EXERCISE DETAILS: Below is a block of records. Copy every line in it that contains the word "memory".
*** SUPPLIED ENTRIES Section Begins ***
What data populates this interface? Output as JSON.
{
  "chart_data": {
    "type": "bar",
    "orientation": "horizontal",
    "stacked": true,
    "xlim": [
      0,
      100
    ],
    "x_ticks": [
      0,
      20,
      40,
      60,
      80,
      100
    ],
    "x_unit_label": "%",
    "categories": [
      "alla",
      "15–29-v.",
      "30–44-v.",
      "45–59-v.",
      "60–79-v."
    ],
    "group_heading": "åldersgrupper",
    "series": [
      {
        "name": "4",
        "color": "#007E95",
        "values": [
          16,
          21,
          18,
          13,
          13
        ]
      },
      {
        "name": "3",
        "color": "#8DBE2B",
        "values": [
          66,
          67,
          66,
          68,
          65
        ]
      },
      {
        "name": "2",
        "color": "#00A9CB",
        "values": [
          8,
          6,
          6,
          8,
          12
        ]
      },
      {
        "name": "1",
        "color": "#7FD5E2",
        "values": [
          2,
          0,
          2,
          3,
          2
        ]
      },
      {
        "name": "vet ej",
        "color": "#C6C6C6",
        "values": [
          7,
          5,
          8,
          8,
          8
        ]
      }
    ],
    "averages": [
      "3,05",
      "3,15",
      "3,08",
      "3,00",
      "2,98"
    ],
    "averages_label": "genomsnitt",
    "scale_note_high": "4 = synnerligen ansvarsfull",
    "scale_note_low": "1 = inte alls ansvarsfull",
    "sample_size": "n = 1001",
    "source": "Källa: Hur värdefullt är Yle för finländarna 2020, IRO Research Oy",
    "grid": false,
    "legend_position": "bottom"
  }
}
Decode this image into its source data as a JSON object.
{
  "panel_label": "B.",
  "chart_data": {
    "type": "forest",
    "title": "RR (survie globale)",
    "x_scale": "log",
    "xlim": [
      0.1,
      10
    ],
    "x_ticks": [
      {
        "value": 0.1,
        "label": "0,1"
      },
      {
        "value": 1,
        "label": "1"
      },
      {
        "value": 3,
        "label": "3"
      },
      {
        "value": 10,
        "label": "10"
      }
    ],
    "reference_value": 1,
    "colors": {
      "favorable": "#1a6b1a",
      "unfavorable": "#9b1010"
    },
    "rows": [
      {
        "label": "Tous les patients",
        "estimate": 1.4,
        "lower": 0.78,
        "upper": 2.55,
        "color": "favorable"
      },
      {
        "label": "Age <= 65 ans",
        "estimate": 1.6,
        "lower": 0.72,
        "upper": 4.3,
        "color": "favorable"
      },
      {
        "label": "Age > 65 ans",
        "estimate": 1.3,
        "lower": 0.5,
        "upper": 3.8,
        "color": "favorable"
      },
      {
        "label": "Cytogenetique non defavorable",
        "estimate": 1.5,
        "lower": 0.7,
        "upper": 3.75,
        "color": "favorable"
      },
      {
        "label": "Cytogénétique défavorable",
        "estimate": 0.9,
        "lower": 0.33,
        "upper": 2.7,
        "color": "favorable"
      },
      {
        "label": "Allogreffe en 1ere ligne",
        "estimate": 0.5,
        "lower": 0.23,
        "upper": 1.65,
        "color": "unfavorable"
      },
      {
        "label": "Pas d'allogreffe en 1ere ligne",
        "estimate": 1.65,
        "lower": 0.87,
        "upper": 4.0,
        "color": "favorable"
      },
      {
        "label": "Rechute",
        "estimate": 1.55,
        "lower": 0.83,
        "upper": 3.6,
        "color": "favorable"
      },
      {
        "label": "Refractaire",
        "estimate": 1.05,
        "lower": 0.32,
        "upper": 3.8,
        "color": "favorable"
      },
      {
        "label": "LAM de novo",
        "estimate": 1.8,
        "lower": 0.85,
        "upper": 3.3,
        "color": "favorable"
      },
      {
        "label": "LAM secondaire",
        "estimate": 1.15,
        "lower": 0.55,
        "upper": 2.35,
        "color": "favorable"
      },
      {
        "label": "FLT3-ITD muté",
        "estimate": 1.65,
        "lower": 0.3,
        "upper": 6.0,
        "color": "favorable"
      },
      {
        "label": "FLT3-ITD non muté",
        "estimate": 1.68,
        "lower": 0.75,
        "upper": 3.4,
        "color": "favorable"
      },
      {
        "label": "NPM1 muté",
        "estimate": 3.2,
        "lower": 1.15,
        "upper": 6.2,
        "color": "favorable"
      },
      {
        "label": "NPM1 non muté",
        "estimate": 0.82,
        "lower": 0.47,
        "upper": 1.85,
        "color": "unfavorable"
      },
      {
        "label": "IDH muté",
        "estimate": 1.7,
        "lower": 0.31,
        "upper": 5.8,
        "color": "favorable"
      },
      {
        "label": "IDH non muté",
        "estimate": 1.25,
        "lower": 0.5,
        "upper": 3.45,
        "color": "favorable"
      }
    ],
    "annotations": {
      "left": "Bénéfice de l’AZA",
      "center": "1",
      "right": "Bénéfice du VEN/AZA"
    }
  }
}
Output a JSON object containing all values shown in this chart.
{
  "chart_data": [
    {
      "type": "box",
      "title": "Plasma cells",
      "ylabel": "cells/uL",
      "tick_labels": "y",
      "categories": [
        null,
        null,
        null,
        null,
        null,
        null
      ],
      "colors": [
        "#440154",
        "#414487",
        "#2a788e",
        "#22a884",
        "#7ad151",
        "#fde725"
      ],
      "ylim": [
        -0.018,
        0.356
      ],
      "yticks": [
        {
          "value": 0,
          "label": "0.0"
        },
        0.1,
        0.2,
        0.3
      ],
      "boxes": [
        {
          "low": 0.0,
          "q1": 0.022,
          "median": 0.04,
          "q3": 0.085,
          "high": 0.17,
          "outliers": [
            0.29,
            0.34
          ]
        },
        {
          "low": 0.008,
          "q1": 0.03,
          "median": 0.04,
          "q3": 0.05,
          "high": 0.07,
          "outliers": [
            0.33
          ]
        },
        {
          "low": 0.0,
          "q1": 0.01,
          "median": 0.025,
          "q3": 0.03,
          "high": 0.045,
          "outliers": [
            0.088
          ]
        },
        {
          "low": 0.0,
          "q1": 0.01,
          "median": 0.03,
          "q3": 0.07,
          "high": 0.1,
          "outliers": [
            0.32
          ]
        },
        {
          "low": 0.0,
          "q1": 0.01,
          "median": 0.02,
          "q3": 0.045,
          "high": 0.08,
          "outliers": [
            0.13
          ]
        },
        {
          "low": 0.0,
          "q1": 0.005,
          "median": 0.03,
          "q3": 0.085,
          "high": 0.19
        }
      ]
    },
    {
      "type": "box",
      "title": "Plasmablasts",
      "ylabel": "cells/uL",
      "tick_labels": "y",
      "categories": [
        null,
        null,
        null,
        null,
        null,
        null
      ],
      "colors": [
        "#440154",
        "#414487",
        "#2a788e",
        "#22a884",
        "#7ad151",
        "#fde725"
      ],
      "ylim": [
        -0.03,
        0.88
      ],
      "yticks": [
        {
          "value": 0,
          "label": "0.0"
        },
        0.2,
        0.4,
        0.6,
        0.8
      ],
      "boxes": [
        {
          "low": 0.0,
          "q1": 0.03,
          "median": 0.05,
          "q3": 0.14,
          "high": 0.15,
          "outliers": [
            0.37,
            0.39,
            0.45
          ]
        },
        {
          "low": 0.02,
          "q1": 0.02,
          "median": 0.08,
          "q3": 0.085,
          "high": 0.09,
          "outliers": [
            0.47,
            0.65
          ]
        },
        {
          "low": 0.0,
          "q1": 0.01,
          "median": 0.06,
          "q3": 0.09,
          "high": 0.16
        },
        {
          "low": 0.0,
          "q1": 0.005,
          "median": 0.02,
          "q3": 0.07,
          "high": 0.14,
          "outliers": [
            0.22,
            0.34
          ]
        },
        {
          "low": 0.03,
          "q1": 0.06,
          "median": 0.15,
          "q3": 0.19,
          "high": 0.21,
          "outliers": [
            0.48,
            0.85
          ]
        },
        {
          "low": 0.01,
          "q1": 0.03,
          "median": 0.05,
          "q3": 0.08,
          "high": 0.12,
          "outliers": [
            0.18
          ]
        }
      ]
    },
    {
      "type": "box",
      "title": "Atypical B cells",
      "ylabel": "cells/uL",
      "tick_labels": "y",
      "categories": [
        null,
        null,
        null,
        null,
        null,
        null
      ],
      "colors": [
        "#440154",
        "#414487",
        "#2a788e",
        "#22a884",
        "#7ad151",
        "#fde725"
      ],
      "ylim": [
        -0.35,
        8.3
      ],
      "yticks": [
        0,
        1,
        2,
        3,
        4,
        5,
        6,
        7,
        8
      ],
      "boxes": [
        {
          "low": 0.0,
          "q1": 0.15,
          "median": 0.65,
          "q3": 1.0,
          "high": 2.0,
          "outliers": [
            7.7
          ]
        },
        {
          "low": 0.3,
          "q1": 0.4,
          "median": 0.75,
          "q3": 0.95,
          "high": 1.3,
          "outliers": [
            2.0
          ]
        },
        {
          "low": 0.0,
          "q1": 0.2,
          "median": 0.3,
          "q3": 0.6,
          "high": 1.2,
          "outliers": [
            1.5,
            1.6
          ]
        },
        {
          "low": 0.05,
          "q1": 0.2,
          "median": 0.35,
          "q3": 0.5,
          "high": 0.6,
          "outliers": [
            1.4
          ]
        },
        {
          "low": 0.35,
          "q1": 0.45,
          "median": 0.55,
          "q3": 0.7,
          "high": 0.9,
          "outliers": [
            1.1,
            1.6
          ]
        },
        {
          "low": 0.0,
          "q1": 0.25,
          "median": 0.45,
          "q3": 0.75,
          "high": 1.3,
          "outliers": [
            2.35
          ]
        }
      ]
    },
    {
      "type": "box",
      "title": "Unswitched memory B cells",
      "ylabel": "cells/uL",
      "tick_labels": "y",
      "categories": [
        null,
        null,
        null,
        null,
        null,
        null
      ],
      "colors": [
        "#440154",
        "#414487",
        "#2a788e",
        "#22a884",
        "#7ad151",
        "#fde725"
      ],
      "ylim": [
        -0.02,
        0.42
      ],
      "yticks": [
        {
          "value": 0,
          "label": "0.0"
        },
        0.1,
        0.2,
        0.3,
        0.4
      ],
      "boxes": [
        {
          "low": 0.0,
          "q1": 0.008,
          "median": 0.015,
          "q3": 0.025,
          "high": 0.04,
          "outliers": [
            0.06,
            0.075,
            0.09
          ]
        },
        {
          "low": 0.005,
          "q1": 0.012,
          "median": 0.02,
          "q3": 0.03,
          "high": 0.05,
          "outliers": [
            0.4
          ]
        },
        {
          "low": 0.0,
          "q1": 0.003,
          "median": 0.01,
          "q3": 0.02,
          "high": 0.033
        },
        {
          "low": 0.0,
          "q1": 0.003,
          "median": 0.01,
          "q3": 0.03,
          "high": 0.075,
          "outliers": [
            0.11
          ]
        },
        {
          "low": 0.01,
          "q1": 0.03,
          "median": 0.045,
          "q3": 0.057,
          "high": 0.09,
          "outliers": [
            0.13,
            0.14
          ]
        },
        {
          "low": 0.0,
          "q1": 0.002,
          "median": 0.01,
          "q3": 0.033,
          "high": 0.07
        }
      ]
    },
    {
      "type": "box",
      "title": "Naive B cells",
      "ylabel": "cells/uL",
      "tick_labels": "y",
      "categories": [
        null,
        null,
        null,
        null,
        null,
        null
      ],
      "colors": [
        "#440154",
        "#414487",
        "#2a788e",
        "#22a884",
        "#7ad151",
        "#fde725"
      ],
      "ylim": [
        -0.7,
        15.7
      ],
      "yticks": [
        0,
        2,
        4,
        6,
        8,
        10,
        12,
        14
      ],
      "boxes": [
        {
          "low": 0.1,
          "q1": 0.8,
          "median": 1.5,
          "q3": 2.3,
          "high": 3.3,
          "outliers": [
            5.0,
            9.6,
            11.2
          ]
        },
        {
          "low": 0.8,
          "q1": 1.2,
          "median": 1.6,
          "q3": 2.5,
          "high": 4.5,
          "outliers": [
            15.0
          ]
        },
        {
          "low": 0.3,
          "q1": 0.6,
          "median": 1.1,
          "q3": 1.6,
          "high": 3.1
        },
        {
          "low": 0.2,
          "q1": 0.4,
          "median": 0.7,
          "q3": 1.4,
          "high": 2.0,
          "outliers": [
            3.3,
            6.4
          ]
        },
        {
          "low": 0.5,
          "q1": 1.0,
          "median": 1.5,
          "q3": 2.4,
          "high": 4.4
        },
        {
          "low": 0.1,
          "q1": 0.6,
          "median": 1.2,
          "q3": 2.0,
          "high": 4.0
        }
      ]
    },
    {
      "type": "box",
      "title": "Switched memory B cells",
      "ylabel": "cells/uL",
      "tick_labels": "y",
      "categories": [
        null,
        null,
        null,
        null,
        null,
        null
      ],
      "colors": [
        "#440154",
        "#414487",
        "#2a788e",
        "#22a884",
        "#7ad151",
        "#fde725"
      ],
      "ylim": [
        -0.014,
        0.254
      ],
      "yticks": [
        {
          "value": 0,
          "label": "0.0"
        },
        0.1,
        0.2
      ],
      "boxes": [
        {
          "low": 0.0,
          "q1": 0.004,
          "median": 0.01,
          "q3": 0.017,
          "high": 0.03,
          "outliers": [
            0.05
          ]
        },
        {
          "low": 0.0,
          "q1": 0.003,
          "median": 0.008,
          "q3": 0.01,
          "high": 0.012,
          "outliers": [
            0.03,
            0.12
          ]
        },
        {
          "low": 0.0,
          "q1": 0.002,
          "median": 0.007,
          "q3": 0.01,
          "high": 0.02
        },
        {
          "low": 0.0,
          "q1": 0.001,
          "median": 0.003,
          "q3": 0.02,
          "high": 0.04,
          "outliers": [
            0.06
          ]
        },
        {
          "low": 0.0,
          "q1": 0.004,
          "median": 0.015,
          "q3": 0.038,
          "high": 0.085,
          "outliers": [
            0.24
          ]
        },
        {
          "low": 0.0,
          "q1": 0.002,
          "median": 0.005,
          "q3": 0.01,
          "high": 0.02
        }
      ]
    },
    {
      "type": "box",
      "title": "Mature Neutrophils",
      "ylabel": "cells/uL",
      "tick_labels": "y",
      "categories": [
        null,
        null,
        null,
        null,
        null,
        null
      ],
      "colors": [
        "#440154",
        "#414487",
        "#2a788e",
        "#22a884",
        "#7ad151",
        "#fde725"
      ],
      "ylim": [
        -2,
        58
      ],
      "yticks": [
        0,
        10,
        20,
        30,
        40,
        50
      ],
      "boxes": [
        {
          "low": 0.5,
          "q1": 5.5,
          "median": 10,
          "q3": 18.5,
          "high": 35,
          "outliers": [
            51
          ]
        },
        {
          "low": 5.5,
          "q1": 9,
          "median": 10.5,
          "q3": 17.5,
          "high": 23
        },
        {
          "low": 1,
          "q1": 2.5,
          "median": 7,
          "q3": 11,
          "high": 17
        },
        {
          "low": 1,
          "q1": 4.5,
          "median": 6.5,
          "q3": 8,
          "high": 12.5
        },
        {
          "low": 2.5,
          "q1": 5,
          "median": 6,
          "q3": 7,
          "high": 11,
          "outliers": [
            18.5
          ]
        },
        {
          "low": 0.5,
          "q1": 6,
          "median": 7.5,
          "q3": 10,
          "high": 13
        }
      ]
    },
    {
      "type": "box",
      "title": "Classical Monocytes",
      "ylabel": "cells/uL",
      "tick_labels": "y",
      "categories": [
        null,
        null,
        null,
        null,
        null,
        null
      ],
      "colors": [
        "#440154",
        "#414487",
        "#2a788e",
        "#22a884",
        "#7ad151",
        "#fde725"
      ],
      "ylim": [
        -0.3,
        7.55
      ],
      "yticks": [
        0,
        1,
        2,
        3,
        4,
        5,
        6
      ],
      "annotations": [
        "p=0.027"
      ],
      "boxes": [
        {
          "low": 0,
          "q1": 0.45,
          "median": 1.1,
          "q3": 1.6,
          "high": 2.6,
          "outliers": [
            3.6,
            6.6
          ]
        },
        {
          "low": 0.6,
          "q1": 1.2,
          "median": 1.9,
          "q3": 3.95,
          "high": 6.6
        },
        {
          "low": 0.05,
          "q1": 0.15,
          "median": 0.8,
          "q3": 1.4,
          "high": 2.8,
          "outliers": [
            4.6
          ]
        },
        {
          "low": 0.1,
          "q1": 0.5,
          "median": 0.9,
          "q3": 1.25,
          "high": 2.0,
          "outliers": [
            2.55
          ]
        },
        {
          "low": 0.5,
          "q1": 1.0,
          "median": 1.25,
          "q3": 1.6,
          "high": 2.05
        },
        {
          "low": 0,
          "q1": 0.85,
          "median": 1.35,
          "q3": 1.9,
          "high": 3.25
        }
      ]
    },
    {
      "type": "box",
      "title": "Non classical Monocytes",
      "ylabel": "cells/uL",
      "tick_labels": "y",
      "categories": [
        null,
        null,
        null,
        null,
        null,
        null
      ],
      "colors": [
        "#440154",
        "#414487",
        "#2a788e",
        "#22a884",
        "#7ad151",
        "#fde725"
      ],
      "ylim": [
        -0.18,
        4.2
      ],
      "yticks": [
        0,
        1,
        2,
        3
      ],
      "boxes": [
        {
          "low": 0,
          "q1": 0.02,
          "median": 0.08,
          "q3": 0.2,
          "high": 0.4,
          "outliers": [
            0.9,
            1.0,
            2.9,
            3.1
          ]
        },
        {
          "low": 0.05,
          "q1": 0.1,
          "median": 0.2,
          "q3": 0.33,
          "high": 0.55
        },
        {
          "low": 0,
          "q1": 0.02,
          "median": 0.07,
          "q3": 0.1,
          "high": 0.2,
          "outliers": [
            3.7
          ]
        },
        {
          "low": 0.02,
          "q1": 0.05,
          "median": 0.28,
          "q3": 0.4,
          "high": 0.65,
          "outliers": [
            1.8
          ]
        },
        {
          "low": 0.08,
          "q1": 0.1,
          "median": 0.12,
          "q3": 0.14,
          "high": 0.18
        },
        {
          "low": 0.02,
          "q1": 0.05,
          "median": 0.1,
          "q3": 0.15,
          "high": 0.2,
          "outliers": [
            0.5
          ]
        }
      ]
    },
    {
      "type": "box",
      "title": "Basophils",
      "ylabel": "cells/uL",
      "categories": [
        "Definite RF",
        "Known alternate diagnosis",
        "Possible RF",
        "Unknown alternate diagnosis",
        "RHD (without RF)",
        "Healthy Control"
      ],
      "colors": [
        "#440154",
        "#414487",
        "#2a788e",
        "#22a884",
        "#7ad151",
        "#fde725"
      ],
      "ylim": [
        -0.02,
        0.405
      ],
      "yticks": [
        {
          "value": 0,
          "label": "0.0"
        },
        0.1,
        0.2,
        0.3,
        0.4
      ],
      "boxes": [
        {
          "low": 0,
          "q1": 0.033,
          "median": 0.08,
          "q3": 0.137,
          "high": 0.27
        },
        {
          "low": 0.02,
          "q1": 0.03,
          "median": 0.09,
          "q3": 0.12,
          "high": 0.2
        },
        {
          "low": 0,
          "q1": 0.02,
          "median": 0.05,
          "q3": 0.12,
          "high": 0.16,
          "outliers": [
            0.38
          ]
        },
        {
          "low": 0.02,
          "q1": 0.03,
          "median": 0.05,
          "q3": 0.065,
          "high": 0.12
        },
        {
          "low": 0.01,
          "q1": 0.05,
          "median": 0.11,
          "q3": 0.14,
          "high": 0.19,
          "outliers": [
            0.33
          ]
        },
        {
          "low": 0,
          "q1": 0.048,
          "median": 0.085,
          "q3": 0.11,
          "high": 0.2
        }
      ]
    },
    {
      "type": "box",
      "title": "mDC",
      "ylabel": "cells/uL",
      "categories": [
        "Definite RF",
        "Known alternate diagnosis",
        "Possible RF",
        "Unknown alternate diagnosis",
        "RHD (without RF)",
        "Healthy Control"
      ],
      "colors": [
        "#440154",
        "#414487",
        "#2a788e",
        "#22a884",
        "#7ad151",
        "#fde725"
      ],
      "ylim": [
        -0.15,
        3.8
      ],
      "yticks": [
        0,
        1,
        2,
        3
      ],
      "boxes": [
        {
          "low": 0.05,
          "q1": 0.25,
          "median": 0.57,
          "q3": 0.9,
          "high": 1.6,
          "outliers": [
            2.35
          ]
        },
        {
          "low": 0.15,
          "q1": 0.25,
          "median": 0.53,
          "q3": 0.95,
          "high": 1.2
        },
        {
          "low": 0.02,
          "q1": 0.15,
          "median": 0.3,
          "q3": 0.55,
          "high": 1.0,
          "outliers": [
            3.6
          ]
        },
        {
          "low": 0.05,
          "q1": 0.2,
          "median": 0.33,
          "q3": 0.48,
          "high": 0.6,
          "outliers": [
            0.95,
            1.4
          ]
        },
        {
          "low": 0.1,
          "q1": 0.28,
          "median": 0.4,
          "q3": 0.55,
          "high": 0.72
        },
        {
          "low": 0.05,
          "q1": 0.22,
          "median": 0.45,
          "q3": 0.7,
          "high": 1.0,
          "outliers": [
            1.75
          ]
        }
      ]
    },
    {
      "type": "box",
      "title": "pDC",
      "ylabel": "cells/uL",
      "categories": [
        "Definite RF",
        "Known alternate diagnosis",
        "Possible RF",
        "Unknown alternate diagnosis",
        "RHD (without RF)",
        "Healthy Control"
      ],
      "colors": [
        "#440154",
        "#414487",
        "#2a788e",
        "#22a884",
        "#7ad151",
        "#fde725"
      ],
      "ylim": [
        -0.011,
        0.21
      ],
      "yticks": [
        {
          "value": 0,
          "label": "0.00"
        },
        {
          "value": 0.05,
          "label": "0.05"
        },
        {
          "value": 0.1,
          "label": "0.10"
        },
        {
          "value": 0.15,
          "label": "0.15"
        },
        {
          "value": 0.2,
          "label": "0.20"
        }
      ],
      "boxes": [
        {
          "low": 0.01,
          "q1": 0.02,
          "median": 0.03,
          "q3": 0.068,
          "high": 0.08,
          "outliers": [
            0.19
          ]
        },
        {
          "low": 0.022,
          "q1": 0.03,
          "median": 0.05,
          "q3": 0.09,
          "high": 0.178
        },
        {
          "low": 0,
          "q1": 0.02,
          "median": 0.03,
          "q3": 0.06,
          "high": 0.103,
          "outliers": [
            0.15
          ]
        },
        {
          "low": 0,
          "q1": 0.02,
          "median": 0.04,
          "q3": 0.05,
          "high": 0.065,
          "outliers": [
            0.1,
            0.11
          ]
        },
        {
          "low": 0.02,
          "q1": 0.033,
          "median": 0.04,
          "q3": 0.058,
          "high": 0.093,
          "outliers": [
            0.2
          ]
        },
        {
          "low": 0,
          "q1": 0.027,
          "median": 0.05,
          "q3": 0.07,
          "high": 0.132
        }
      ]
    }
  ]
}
*** SUPPLIED ENTRIES Section Ends ***
SOLUTION:
      "title": "Unswitched memory B cells",
      "title": "Switched memory B cells",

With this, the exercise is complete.